● **Data**:

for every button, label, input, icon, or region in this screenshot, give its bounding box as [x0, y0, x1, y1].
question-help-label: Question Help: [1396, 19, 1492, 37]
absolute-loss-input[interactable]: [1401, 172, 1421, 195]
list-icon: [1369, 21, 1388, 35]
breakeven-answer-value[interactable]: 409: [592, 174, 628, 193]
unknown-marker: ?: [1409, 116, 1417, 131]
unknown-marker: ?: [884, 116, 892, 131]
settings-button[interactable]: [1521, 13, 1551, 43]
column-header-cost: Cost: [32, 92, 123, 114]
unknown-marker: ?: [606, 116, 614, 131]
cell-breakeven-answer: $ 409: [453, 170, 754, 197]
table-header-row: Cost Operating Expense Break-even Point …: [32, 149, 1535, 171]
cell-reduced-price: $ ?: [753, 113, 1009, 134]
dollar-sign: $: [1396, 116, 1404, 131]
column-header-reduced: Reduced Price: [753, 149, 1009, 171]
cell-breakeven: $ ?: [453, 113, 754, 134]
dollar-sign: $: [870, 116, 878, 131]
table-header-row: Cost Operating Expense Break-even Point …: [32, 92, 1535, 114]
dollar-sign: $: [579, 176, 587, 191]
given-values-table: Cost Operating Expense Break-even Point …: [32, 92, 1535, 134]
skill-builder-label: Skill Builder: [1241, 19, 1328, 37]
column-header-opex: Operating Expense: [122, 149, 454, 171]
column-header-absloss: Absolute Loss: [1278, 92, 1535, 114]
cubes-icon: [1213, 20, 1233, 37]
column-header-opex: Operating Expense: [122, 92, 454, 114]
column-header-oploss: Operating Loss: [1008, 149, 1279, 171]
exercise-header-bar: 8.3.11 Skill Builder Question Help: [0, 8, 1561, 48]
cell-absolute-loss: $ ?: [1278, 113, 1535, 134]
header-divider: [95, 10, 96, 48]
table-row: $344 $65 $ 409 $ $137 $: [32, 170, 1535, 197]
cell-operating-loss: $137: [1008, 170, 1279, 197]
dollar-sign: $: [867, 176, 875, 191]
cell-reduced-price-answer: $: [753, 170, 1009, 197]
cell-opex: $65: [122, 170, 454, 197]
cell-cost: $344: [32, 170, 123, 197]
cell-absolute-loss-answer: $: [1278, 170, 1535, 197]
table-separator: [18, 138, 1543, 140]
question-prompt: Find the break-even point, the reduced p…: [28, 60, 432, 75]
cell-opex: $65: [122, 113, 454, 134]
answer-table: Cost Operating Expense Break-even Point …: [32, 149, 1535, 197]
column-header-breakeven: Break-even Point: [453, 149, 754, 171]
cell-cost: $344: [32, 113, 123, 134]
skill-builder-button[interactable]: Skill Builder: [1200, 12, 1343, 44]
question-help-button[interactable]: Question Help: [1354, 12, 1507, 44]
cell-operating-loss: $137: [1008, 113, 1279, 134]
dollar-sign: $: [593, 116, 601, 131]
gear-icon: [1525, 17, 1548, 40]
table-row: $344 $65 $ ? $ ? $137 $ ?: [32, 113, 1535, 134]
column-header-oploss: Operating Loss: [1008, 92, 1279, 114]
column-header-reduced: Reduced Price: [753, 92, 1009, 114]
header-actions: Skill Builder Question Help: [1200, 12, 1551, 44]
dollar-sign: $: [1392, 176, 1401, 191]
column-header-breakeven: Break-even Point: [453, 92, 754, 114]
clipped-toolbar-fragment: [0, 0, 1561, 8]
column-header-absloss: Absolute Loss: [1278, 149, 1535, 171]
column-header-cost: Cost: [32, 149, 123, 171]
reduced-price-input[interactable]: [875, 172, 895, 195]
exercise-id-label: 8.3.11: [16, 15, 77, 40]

● **Directive**: Swap every "dollar-sign" in the data above for "currency-symbol", and give all the lines again with nothing else changed.

● **Finished task**:
for every button, label, input, icon, or region in this screenshot, give its bounding box as [x0, y0, x1, y1].
question-help-label: Question Help: [1396, 19, 1492, 37]
absolute-loss-input[interactable]: [1401, 172, 1421, 195]
list-icon: [1369, 21, 1388, 35]
breakeven-answer-value[interactable]: 409: [592, 174, 628, 193]
unknown-marker: ?: [1409, 116, 1417, 131]
unknown-marker: ?: [884, 116, 892, 131]
settings-button[interactable]: [1521, 13, 1551, 43]
column-header-cost: Cost: [32, 92, 123, 114]
unknown-marker: ?: [606, 116, 614, 131]
cell-breakeven-answer: $ 409: [453, 170, 754, 197]
table-header-row: Cost Operating Expense Break-even Point …: [32, 149, 1535, 171]
cell-reduced-price: $ ?: [753, 113, 1009, 134]
currency-symbol: $: [1396, 116, 1404, 131]
column-header-reduced: Reduced Price: [753, 149, 1009, 171]
cell-breakeven: $ ?: [453, 113, 754, 134]
currency-symbol: $: [870, 116, 878, 131]
table-header-row: Cost Operating Expense Break-even Point …: [32, 92, 1535, 114]
currency-symbol: $: [579, 176, 587, 191]
given-values-table: Cost Operating Expense Break-even Point …: [32, 92, 1535, 134]
skill-builder-label: Skill Builder: [1241, 19, 1328, 37]
column-header-opex: Operating Expense: [122, 149, 454, 171]
column-header-absloss: Absolute Loss: [1278, 92, 1535, 114]
cubes-icon: [1213, 20, 1233, 37]
column-header-opex: Operating Expense: [122, 92, 454, 114]
column-header-oploss: Operating Loss: [1008, 149, 1279, 171]
exercise-header-bar: 8.3.11 Skill Builder Question Help: [0, 8, 1561, 48]
cell-absolute-loss: $ ?: [1278, 113, 1535, 134]
header-divider: [95, 10, 96, 48]
table-row: $344 $65 $ 409 $ $137 $: [32, 170, 1535, 197]
cell-operating-loss: $137: [1008, 170, 1279, 197]
currency-symbol: $: [867, 176, 875, 191]
cell-reduced-price-answer: $: [753, 170, 1009, 197]
cell-opex: $65: [122, 170, 454, 197]
cell-cost: $344: [32, 170, 123, 197]
cell-absolute-loss-answer: $: [1278, 170, 1535, 197]
table-separator: [18, 138, 1543, 140]
question-prompt: Find the break-even point, the reduced p…: [28, 60, 432, 75]
cell-opex: $65: [122, 113, 454, 134]
answer-table: Cost Operating Expense Break-even Point …: [32, 149, 1535, 197]
column-header-breakeven: Break-even Point: [453, 149, 754, 171]
cell-cost: $344: [32, 113, 123, 134]
skill-builder-button[interactable]: Skill Builder: [1200, 12, 1343, 44]
question-help-button[interactable]: Question Help: [1354, 12, 1507, 44]
cell-operating-loss: $137: [1008, 113, 1279, 134]
currency-symbol: $: [593, 116, 601, 131]
gear-icon: [1525, 17, 1548, 40]
table-row: $344 $65 $ ? $ ? $137 $ ?: [32, 113, 1535, 134]
column-header-oploss: Operating Loss: [1008, 92, 1279, 114]
column-header-reduced: Reduced Price: [753, 92, 1009, 114]
header-actions: Skill Builder Question Help: [1200, 12, 1551, 44]
currency-symbol: $: [1392, 176, 1401, 191]
column-header-breakeven: Break-even Point: [453, 92, 754, 114]
clipped-toolbar-fragment: [0, 0, 1561, 8]
column-header-absloss: Absolute Loss: [1278, 149, 1535, 171]
column-header-cost: Cost: [32, 149, 123, 171]
reduced-price-input[interactable]: [875, 172, 895, 195]
exercise-id-label: 8.3.11: [16, 15, 77, 40]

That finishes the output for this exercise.